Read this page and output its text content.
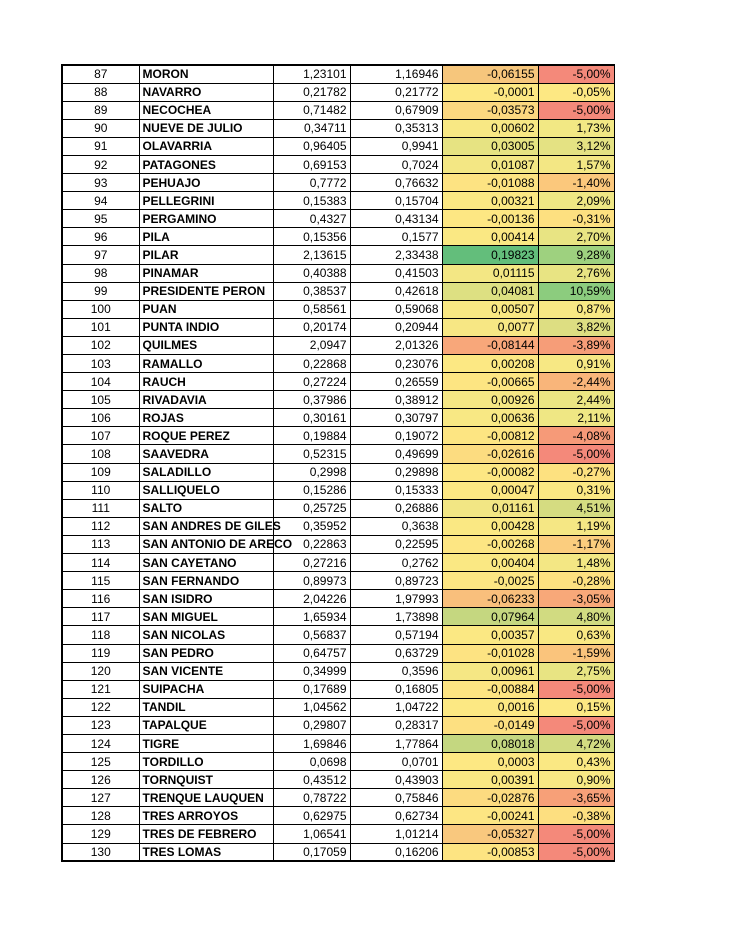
87	MORON	1,23101	1,16946	-0,06155	-5,00%
88	NAVARRO	0,21782	0,21772	-0,0001	-0,05%
89	NECOCHEA	0,71482	0,67909	-0,03573	-5,00%
90	NUEVE DE JULIO	0,34711	0,35313	0,00602	1,73%
91	OLAVARRIA	0,96405	0,9941	0,03005	3,12%
92	PATAGONES	0,69153	0,7024	0,01087	1,57%
93	PEHUAJO	0,7772	0,76632	-0,01088	-1,40%
94	PELLEGRINI	0,15383	0,15704	0,00321	2,09%
95	PERGAMINO	0,4327	0,43134	-0,00136	-0,31%
96	PILA	0,15356	0,1577	0,00414	2,70%
97	PILAR	2,13615	2,33438	0,19823	9,28%
98	PINAMAR	0,40388	0,41503	0,01115	2,76%
99	PRESIDENTE PERON	0,38537	0,42618	0,04081	10,59%
100	PUAN	0,58561	0,59068	0,00507	0,87%
101	PUNTA INDIO	0,20174	0,20944	0,0077	3,82%
102	QUILMES	2,0947	2,01326	-0,08144	-3,89%
103	RAMALLO	0,22868	0,23076	0,00208	0,91%
104	RAUCH	0,27224	0,26559	-0,00665	-2,44%
105	RIVADAVIA	0,37986	0,38912	0,00926	2,44%
106	ROJAS	0,30161	0,30797	0,00636	2,11%
107	ROQUE PEREZ	0,19884	0,19072	-0,00812	-4,08%
108	SAAVEDRA	0,52315	0,49699	-0,02616	-5,00%
109	SALADILLO	0,2998	0,29898	-0,00082	-0,27%
110	SALLIQUELO	0,15286	0,15333	0,00047	0,31%
111	SALTO	0,25725	0,26886	0,01161	4,51%
112	SAN ANDRES DE GILES	0,35952	0,3638	0,00428	1,19%
113	SAN ANTONIO DE ARECO	0,22863	0,22595	-0,00268	-1,17%
114	SAN CAYETANO	0,27216	0,2762	0,00404	1,48%
115	SAN FERNANDO	0,89973	0,89723	-0,0025	-0,28%
116	SAN ISIDRO	2,04226	1,97993	-0,06233	-3,05%
117	SAN MIGUEL	1,65934	1,73898	0,07964	4,80%
118	SAN NICOLAS	0,56837	0,57194	0,00357	0,63%
119	SAN PEDRO	0,64757	0,63729	-0,01028	-1,59%
120	SAN VICENTE	0,34999	0,3596	0,00961	2,75%
121	SUIPACHA	0,17689	0,16805	-0,00884	-5,00%
122	TANDIL	1,04562	1,04722	0,0016	0,15%
123	TAPALQUE	0,29807	0,28317	-0,0149	-5,00%
124	TIGRE	1,69846	1,77864	0,08018	4,72%
125	TORDILLO	0,0698	0,0701	0,0003	0,43%
126	TORNQUIST	0,43512	0,43903	0,00391	0,90%
127	TRENQUE LAUQUEN	0,78722	0,75846	-0,02876	-3,65%
128	TRES ARROYOS	0,62975	0,62734	-0,00241	-0,38%
129	TRES DE FEBRERO	1,06541	1,01214	-0,05327	-5,00%
130	TRES LOMAS	0,17059	0,16206	-0,00853	-5,00%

## What to work on
Each line in the data that holds the string "TRES" should be found and copied.

## Completed task
128	TRES ARROYOS	0,62975	0,62734	-0,00241	-0,38%
129	TRES DE FEBRERO	1,06541	1,01214	-0,05327	-5,00%
130	TRES LOMAS	0,17059	0,16206	-0,00853	-5,00%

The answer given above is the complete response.